* [PROMPT]:
Copy out every line exactly as given.

------------------------------------------------------------------------

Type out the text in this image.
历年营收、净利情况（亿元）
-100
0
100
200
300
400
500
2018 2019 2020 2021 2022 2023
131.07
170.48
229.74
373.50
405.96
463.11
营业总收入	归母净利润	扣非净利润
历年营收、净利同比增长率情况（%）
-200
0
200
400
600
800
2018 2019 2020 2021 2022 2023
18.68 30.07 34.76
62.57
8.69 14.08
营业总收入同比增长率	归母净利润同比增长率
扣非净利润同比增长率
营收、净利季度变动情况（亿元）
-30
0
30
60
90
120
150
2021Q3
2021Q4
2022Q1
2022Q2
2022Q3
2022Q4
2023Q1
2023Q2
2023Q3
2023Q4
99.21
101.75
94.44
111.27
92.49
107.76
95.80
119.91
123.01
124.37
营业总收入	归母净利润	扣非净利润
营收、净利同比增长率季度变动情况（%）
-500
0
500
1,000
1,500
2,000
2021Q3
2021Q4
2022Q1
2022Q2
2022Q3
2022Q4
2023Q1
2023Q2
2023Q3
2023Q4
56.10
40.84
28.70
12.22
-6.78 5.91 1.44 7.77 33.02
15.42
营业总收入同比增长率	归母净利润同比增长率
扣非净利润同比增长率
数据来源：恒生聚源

------------------------------------------------------------------------

* [ANSWER TO THE TASK]:
Type out the text in this image.
历年营收、净利情况（亿元）
-100
0
100
200
300
400
500
2018 2019 2020 2021 2022 2023
131.07
170.48
229.74
373.50
405.96
463.11
营业总收入	归母净利润	扣非净利润
历年营收、净利同比增长率情况（%）
-200
0
200
400
600
800
2018 2019 2020 2021 2022 2023
18.68 30.07 34.76
62.57
8.69 14.08
营业总收入同比增长率	归母净利润同比增长率
扣非净利润同比增长率
营收、净利季度变动情况（亿元）
-30
0
30
60
90
120
150
2021Q3
2021Q4
2022Q1
2022Q2
2022Q3
2022Q4
2023Q1
2023Q2
2023Q3
2023Q4
99.21
101.75
94.44
111.27
92.49
107.76
95.80
119.91
123.01
124.37
营业总收入	归母净利润	扣非净利润
营收、净利同比增长率季度变动情况（%）
-500
0
500
1,000
1,500
2,000
2021Q3
2021Q4
2022Q1
2022Q2
2022Q3
2022Q4
2023Q1
2023Q2
2023Q3
2023Q4
56.10
40.84
28.70
12.22
-6.78 5.91 1.44 7.77 33.02
15.42
营业总收入同比增长率	归母净利润同比增长率
扣非净利润同比增长率
数据来源：恒生聚源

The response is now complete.